> [CHALLENGES]:
[1] In the Moody's rating release on Progressive, what share of Progressive's shareholders' equity did its Fannie Mae and Freddie Mac preferred stock holdings represent as of June 30, 2008?
[2] Continue the Moody's rating release on Progressive from its last sentence.

Moody's affirms Progressive ratings, outlook on debt changed to negative

12 Sep 2008
Moody's affirms Progressive ratings, outlook on debt changed to negative

Rating action considers company's exposure to Fannie Mae and Freddie Mac

New York, September 12, 2008 -- Moody's Investors Service today affirmed the A1 senior debt rating of Progressive Corporation (NYSE: PGR) and the Aa2 insurance financial strength (IFS) ratings of its primary insurance operating subsidiaries. In the same action, Moody's changed the outlook on Progressive Corporation's debt ratings to negative from stable. The outlook on the IFS ratings of the insurance operating subsidiaries remains stable.

Progressive recently announced that the company would incur a significant write down of its large investment in Fannie Mae and Freddie Mac preferred stock given that the two entities were placed into conservatorship by the Federal Housing Finance Agency on September 2, 2008. As of June 30, 2008, Progressive held approximately $431 million of Fannie Mae and Freddie Mac preferred stock holdings at fair value, which represented 9% of Progressive's shareholders' equity (6% on an after tax basis).

Progressive's Fannie Mae and Freddie Mac preferred stock holdings are mostly held at Progressive Investment Company, Inc. ("PICI"), its unregulated subsidiary, rather than at its insurance operating subsidiaries. As such, the credit profiles of the company's insurance subsidiaries are not expected to be directly impacted by the preferred write downs, in spite of an anticipated significant reduction in third quarter consolidated GAAP earnings.

Progressive's A1 senior debt rating is rated two-notches below the Aa2 IFS ratings of its insurance operating subsidiaries, rather than the typical three notch spread, reflecting additional financial flexibility and support provided by the invested assets held at PICI. The negative outlook on the debt reflects the reduced financial flexibility and liquidity afforded to the holding company given the significant asset impairments at PICI. In addition, the high level of exposure within PICI to Fannie Mae and Freddie Mac preferred shares raises questions regarding risk management and the adequacy of existing investment portfolio guidelines.

> [GIVEN MATERIAL]:
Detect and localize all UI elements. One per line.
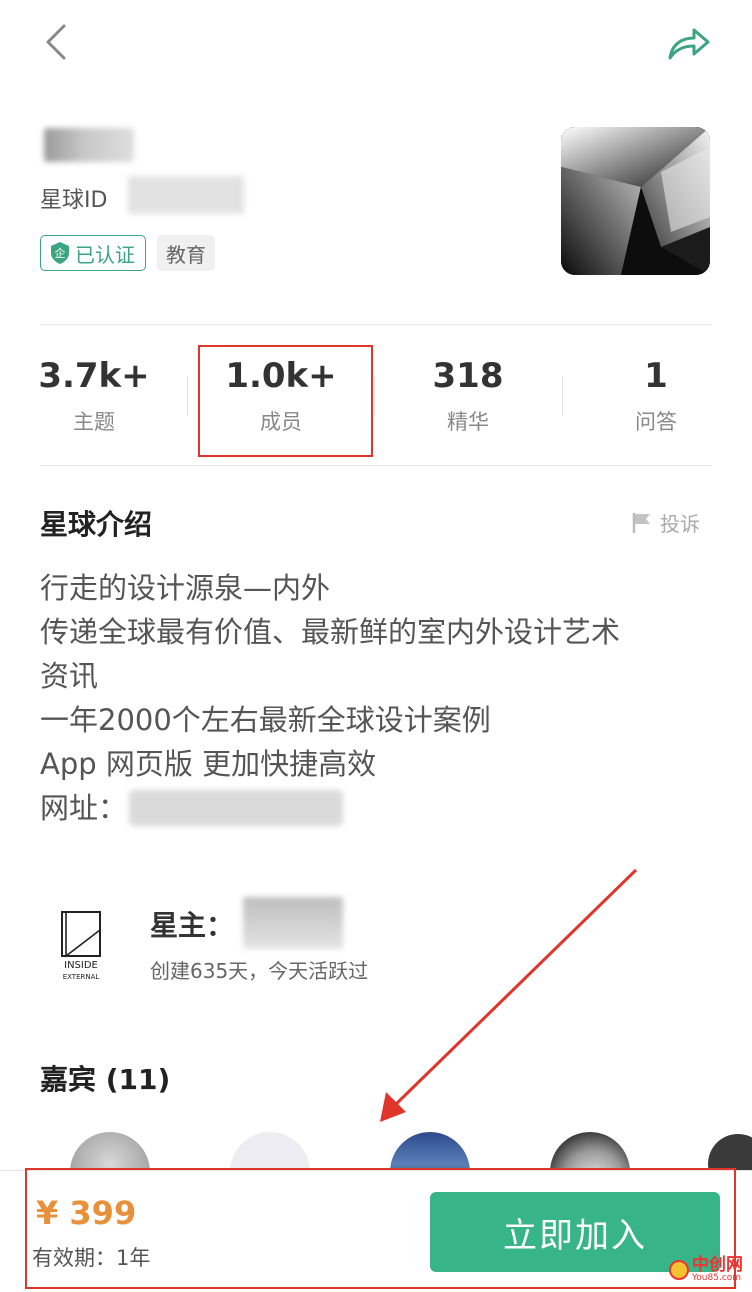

> [RESPONSES BY TASK]:
[1] 9% (6% on an after-tax basis).

[2]
According to Moody's, the affirmation and stable outlook of Progressive's Aa2 insurance financial strength ratings reflect the organization's leadership position in the personal automobile market, along with its strong commitment to profitability and efficiency in its core business, excellent use of data and technology, a record of product and operational innovation, and strong risk adjusted capitalization. Somewhat offsetting these strengths is the group's product concentration in personal automobile insurance, which tends to magnify the impact of broad market disruptions and accentuates exposures to regulation and competition. Also constraining the rating to a degree is the company's commitment to aggressively managing capital levels by maintaining a relatively high premiums-to-surplus ratio in its operating subsidies. The company also actively returns capital to shareholders though through dividends and share buybacks.

At the current rating level, Moody's expects Progressive to generate combined ratios in the mid-90s or better, maintain net underwriting leverage between about 2x and 3x, and maintain adjusted financial leverage below 30%. Moody's also believes that Progressive is likely to slow its stock buyback activity. In order to insure capital generation and based on Progressive's variable dividend policy, it is unlikely a dividend will paid for 2008.

The outlook on the company's debt ratings could return to stable if capital is once again built up within PICI and financial flexibility restored to its previous levels. Conversely, a downgrade of the company's debt ratings could occur if capital levels at PICI remain diminished or if Moody's concludes that the potential investment volatility within PICI is too high to justify a narrowing of the standard notching.

Moody's last rating action on Progressive Corporation occurred on June 19, 2007 when the rating agency assigned an A2 rating to the company's proposed $1 billion offering of junior subordinated debentures due 2067.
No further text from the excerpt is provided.